*SET PROBLEM*
Write out the listing from its first line through the line containing "Decompose this screenshot", switching "Create Event" to "Save Event" and changing nothing else. Omit the pictures.

*DATA ROWS*
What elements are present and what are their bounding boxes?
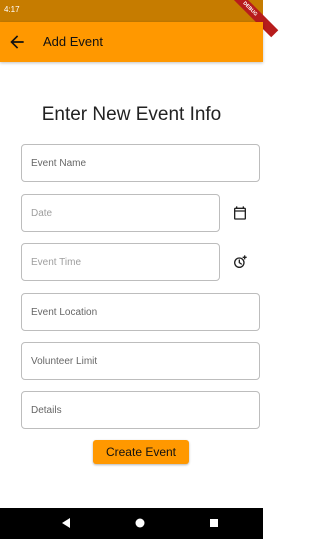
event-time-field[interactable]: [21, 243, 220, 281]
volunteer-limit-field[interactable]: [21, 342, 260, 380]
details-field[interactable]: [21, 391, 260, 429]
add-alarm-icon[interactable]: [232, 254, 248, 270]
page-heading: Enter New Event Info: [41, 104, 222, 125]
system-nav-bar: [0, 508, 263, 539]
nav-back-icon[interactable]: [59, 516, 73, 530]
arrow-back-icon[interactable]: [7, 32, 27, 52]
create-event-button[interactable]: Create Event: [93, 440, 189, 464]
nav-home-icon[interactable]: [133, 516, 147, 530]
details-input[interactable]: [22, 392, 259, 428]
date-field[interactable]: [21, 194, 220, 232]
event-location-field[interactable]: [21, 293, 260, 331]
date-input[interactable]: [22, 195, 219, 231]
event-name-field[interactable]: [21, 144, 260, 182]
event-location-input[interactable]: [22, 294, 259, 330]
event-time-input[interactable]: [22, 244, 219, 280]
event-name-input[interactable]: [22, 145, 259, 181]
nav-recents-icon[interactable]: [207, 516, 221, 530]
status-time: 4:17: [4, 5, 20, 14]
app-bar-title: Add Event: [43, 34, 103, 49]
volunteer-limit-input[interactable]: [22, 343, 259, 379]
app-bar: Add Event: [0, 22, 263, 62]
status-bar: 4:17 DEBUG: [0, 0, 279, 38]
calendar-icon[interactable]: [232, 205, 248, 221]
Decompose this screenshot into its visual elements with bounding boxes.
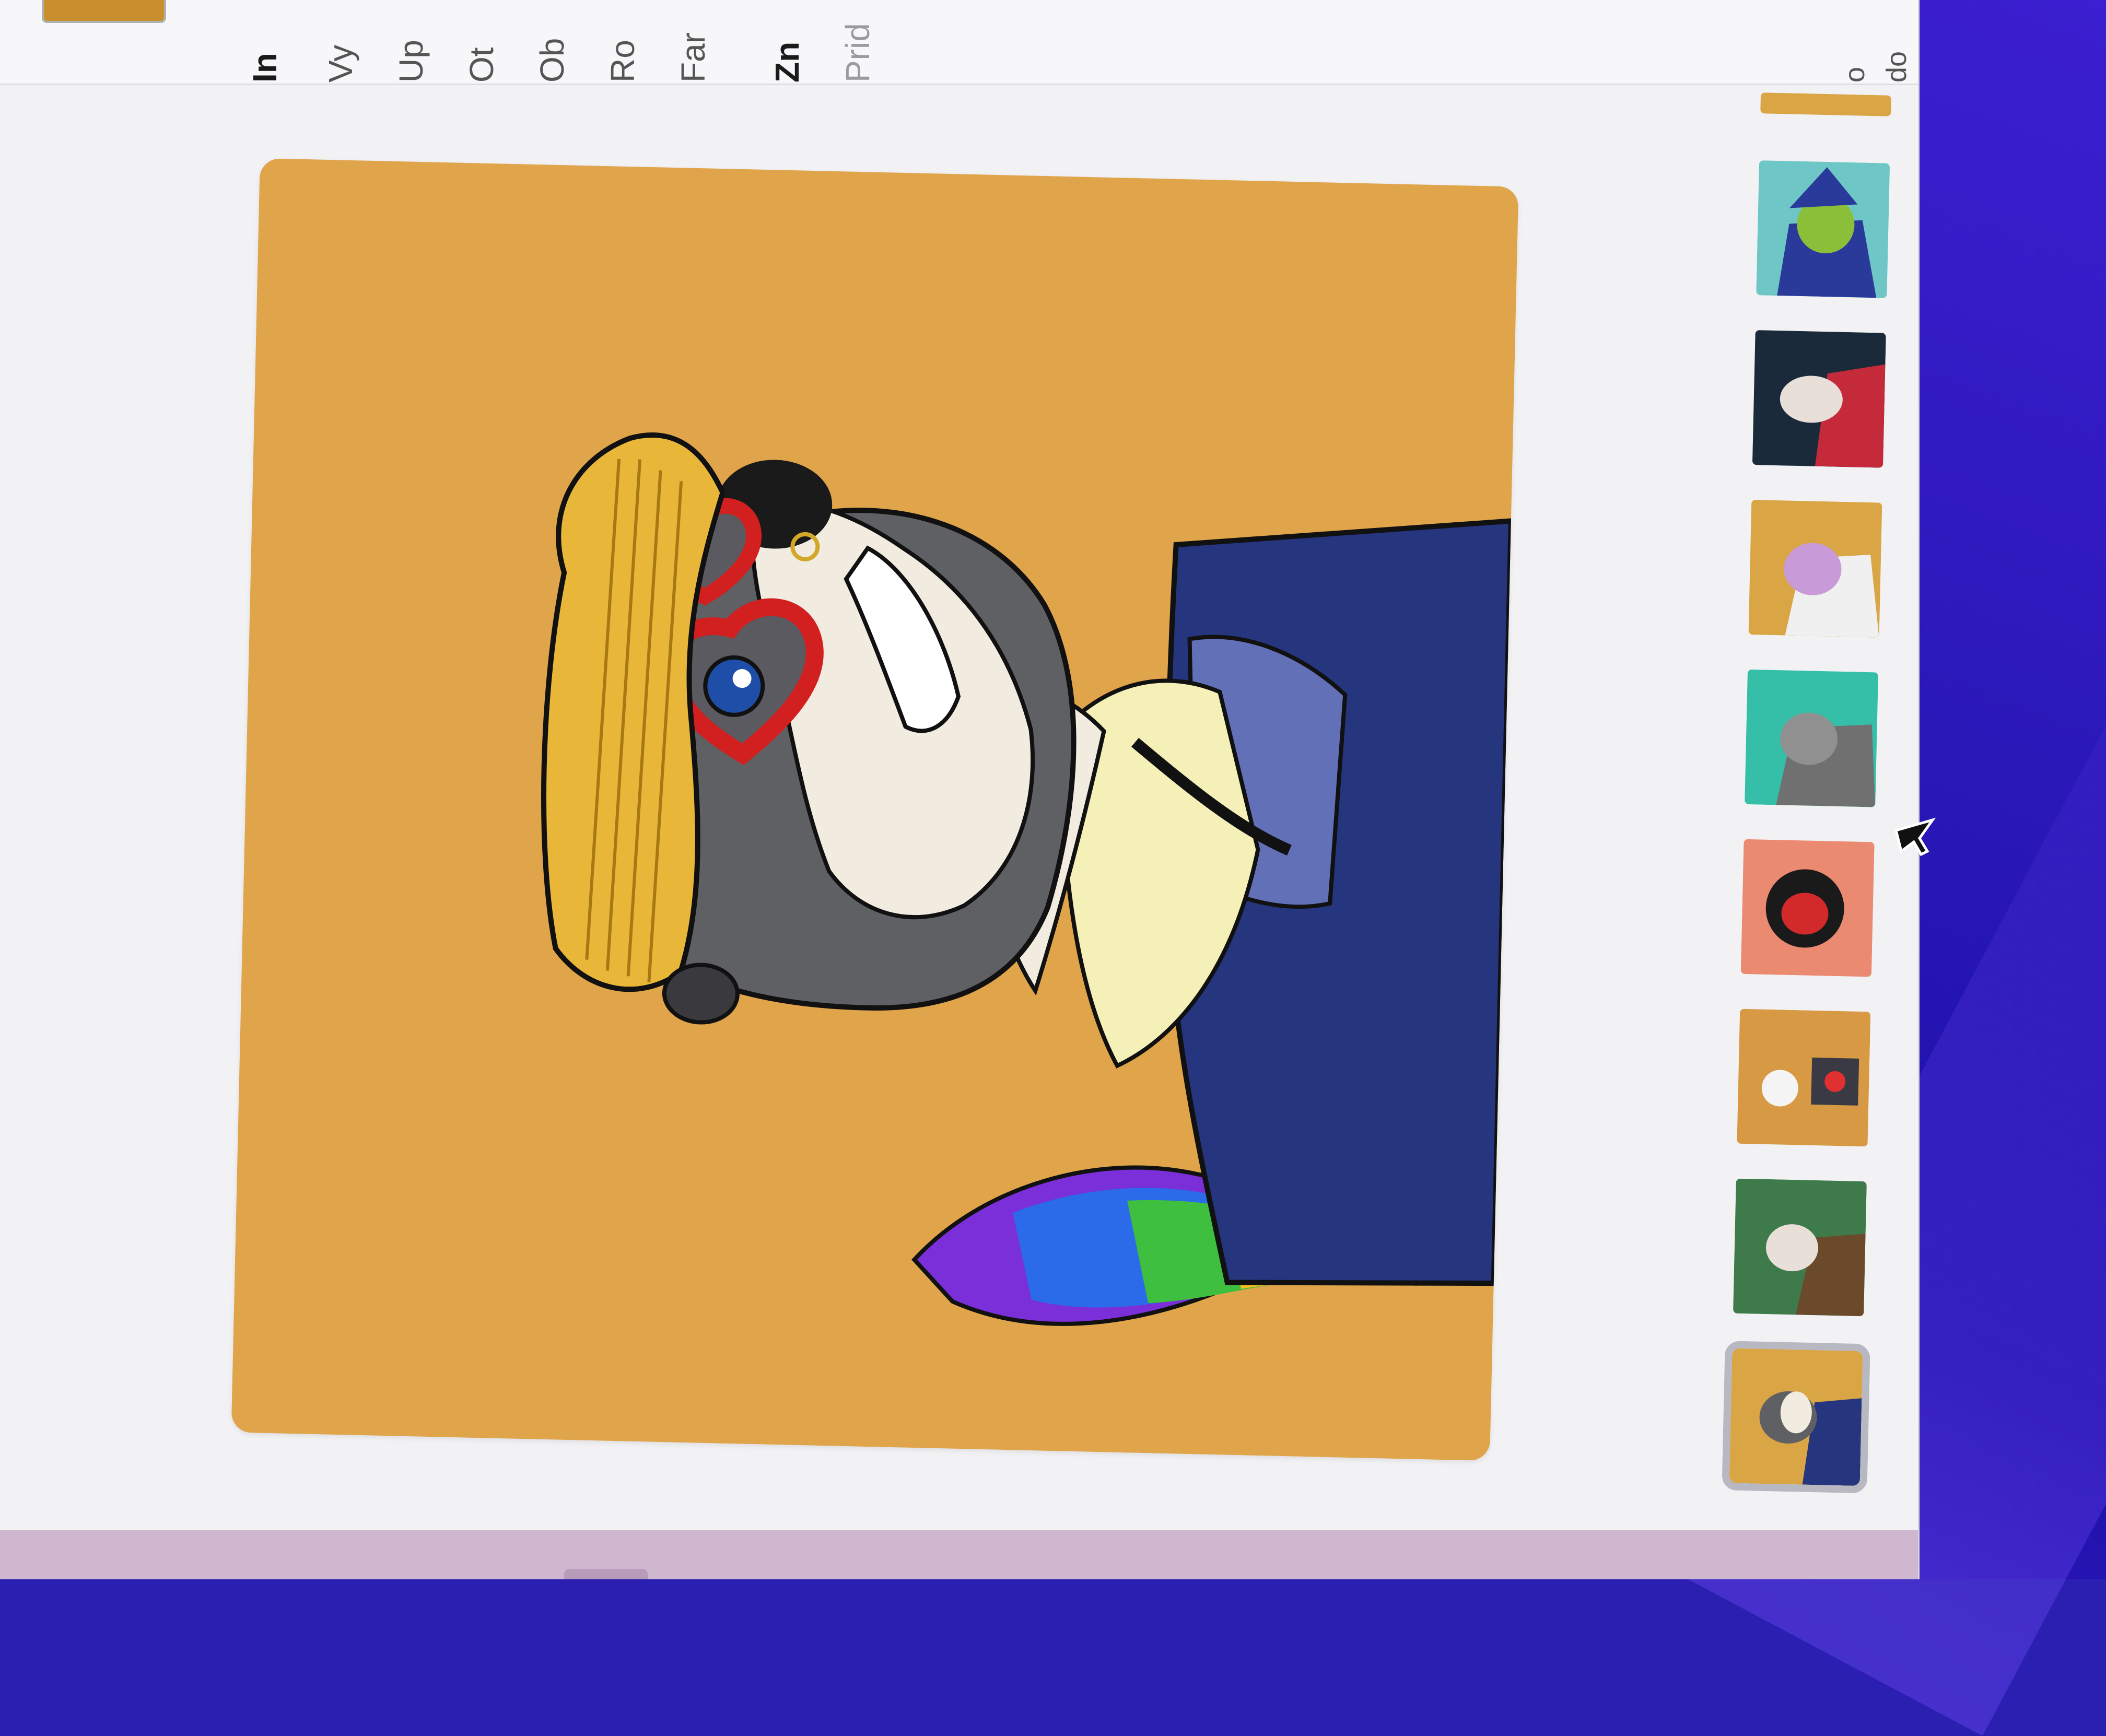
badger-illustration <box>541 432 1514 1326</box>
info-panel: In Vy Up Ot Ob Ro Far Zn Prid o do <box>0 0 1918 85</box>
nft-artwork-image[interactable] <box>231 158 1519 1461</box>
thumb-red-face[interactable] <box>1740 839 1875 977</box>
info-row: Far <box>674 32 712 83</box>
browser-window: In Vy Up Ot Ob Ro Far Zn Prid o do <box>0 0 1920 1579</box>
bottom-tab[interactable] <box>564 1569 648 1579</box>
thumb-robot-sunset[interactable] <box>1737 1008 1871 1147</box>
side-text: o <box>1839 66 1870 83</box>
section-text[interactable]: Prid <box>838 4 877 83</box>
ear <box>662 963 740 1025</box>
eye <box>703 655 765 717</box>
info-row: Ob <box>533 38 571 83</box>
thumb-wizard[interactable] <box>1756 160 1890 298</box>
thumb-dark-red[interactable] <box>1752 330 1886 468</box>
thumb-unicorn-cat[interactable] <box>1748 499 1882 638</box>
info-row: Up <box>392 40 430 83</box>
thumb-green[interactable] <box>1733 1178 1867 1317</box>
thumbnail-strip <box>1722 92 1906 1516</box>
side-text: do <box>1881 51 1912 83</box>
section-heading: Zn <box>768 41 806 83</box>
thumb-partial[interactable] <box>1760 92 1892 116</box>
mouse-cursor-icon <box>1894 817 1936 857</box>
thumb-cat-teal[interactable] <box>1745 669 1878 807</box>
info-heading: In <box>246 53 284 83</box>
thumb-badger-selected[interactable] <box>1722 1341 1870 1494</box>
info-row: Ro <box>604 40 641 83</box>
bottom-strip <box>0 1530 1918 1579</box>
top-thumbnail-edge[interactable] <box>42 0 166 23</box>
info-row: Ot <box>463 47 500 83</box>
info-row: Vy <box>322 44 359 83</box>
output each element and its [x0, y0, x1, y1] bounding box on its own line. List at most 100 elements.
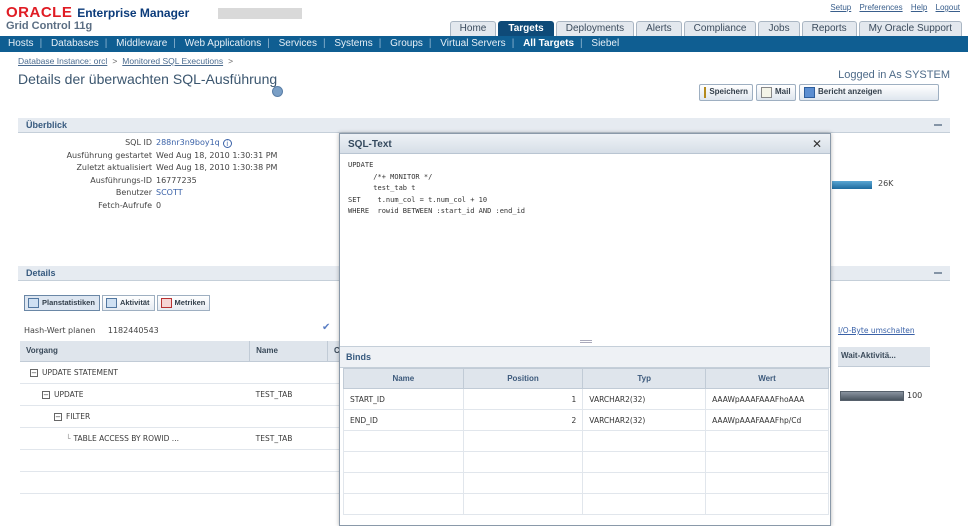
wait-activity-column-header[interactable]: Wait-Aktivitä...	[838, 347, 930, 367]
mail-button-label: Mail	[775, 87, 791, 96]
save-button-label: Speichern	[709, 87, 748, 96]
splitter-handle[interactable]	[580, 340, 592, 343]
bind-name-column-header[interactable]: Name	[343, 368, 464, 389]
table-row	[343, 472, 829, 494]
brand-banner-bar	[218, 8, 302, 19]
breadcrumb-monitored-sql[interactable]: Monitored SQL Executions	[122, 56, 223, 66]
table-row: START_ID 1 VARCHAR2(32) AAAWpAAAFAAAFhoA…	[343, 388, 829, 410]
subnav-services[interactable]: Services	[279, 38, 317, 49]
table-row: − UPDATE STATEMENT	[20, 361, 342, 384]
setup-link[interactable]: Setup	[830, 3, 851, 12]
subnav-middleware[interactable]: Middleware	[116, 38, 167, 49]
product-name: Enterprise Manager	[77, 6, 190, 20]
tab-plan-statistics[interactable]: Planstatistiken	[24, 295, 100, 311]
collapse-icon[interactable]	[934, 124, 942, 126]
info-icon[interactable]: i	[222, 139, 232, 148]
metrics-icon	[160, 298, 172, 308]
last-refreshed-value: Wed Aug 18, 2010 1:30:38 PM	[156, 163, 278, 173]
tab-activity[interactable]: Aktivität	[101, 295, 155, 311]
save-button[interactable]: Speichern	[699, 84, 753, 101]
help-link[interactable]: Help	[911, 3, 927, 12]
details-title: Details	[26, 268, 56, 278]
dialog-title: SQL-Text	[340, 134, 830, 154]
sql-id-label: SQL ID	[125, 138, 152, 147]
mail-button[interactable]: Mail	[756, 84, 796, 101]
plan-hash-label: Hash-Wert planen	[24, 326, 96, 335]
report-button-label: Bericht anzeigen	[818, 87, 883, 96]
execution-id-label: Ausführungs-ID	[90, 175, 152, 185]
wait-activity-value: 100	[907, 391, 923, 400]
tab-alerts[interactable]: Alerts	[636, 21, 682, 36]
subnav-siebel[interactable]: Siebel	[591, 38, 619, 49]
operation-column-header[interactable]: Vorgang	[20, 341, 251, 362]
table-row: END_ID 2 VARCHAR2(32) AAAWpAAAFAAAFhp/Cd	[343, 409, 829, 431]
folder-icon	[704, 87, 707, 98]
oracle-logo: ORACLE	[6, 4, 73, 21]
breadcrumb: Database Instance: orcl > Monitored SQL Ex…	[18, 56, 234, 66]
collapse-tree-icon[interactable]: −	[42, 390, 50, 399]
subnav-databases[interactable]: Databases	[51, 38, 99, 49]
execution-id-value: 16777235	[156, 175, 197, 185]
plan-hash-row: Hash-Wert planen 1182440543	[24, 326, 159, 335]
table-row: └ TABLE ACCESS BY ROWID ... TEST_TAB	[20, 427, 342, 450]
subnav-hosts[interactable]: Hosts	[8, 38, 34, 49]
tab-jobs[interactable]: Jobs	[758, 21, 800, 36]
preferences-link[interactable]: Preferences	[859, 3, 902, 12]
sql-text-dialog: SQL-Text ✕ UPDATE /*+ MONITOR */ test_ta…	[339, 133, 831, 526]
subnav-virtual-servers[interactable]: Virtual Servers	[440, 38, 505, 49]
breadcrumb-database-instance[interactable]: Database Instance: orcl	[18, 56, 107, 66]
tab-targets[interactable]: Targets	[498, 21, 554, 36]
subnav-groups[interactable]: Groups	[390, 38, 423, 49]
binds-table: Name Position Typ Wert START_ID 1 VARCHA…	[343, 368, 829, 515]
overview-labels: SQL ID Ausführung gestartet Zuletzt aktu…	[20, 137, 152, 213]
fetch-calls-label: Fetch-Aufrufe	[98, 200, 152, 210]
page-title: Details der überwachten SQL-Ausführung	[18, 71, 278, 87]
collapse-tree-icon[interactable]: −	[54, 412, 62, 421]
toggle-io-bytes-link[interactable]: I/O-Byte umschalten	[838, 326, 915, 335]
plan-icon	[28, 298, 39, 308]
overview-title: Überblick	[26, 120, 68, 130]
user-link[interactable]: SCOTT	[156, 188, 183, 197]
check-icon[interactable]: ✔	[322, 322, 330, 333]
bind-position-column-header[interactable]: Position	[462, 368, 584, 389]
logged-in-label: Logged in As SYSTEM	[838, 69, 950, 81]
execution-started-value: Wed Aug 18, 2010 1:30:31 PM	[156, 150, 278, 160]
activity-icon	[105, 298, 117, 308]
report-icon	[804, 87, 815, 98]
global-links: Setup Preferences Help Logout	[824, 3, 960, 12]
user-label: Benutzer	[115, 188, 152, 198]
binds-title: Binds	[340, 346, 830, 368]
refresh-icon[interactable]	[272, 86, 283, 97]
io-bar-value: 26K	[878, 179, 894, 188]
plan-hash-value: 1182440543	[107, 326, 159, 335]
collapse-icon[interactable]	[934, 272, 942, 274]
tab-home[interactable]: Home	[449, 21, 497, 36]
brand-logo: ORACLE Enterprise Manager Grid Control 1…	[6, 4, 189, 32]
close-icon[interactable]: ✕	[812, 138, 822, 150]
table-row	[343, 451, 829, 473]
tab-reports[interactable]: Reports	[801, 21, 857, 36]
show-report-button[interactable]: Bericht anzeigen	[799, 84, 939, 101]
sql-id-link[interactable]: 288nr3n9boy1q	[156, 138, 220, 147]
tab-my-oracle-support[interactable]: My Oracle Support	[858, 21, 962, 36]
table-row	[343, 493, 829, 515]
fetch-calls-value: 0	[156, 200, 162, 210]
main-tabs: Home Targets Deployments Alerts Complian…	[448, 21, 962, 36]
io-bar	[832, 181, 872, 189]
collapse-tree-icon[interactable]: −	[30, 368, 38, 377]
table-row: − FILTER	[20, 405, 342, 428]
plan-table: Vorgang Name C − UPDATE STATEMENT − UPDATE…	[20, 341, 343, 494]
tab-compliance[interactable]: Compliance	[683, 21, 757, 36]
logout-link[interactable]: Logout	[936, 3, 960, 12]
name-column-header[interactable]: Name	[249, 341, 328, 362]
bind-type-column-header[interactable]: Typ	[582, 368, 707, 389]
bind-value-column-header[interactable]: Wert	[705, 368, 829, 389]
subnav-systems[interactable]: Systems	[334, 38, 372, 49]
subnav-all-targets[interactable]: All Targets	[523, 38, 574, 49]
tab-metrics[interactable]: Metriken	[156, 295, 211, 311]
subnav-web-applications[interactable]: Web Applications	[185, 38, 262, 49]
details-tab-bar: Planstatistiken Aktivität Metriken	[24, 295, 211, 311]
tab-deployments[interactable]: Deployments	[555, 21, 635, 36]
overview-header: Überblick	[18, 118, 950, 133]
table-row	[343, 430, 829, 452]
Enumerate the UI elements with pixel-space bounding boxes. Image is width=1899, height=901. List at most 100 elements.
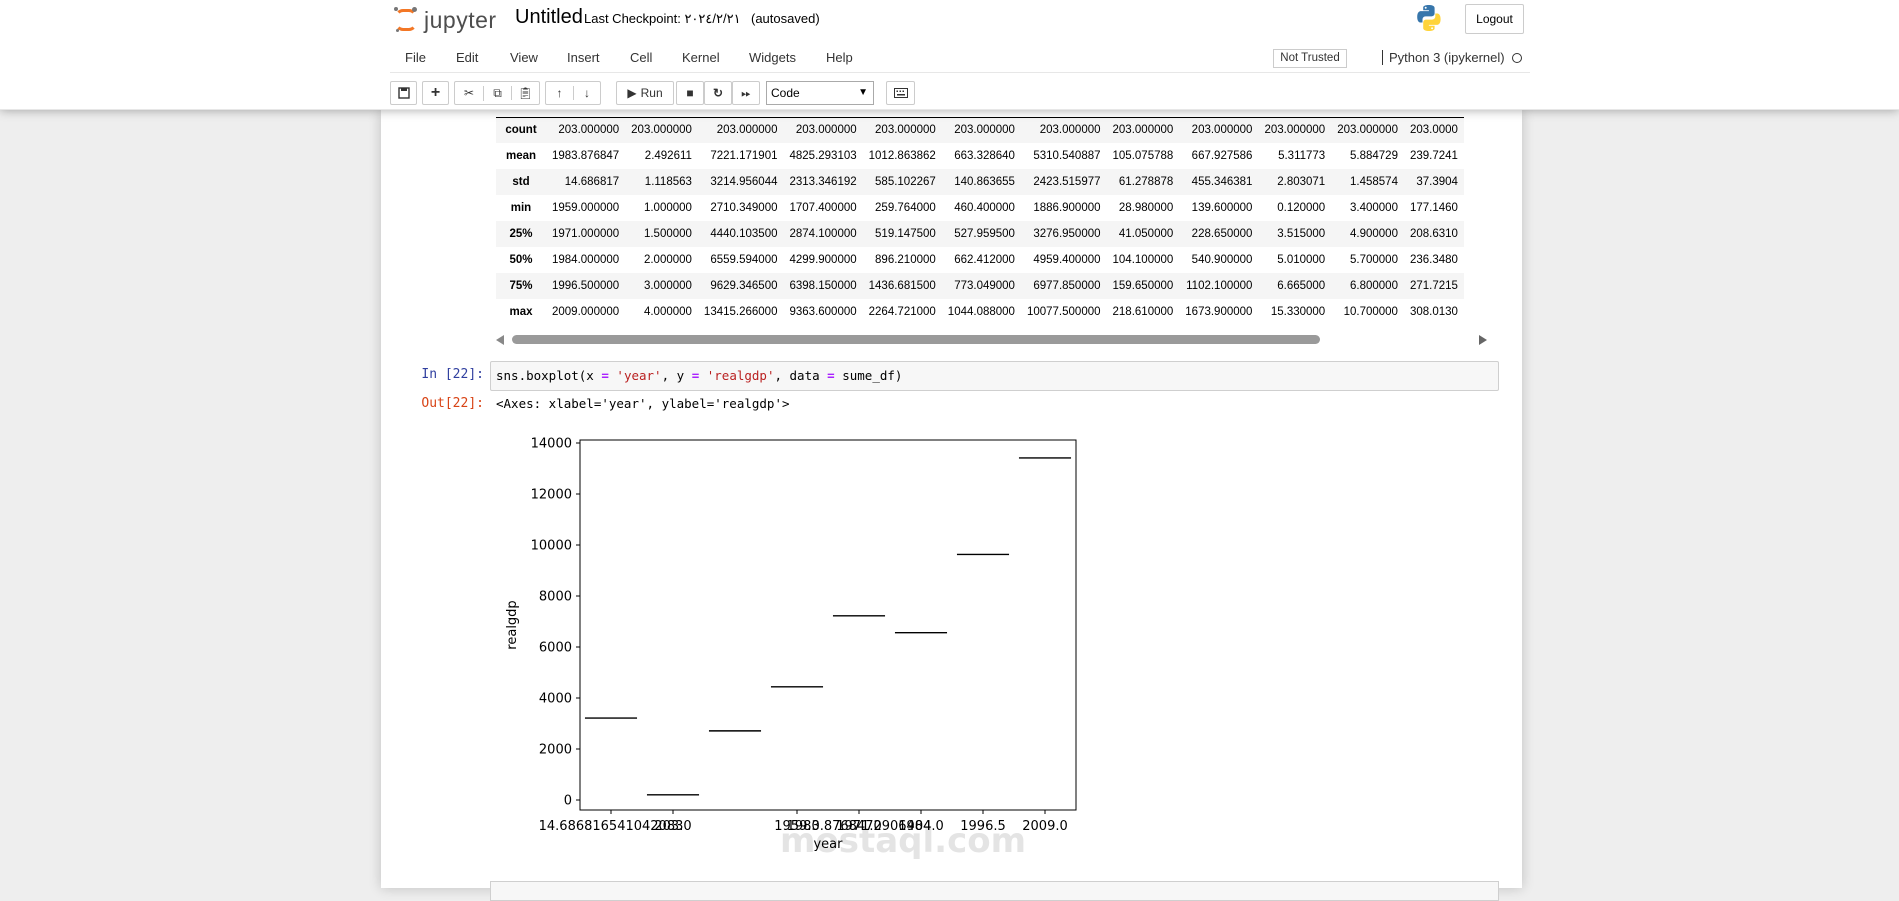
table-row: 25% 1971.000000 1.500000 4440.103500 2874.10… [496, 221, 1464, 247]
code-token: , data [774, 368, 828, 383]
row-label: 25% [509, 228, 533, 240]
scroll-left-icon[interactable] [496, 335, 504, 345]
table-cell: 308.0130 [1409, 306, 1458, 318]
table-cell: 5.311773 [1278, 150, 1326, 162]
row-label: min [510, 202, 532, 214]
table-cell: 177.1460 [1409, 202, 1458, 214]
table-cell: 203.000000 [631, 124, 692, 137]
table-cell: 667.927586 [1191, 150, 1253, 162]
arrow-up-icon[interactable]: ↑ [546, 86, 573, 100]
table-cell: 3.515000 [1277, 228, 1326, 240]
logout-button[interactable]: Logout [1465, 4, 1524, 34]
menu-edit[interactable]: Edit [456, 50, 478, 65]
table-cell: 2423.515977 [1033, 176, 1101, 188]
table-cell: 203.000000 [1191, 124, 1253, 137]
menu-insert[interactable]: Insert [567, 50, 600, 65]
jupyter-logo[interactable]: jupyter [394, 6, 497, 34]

*ANSWER FOR THE TASK*
What elements are present and what are their bounding boxes?
event-time-field[interactable]: [21, 243, 220, 281]
volunteer-limit-field[interactable]: [21, 342, 260, 380]
details-field[interactable]: [21, 391, 260, 429]
add-alarm-icon[interactable]: [232, 254, 248, 270]
page-heading: Enter New Event Info: [41, 104, 222, 125]
system-nav-bar: [0, 508, 263, 539]
nav-back-icon[interactable]: [59, 516, 73, 530]
arrow-back-icon[interactable]: [7, 32, 27, 52]
create-event-button[interactable]: Save Event: [93, 440, 189, 464]
nav-home-icon[interactable]: [133, 516, 147, 530]
details-input[interactable]: [22, 392, 259, 428]
date-field[interactable]: [21, 194, 220, 232]
event-location-field[interactable]: [21, 293, 260, 331]
date-input[interactable]: [22, 195, 219, 231]
event-name-field[interactable]: [21, 144, 260, 182]
event-location-input[interactable]: [22, 294, 259, 330]
event-time-input[interactable]: [22, 244, 219, 280]
event-name-input[interactable]: [22, 145, 259, 181]
nav-recents-icon[interactable]: [207, 516, 221, 530]
status-time: 4:17: [4, 5, 20, 14]
app-bar-title: Add Event: [43, 34, 103, 49]
volunteer-limit-input[interactable]: [22, 343, 259, 379]
app-bar: Add Event: [0, 22, 263, 62]
status-bar: 4:17 DEBUG: [0, 0, 279, 38]
calendar-icon[interactable]: [232, 205, 248, 221]
Decompose this screenshot into its visual elements with bounding boxes.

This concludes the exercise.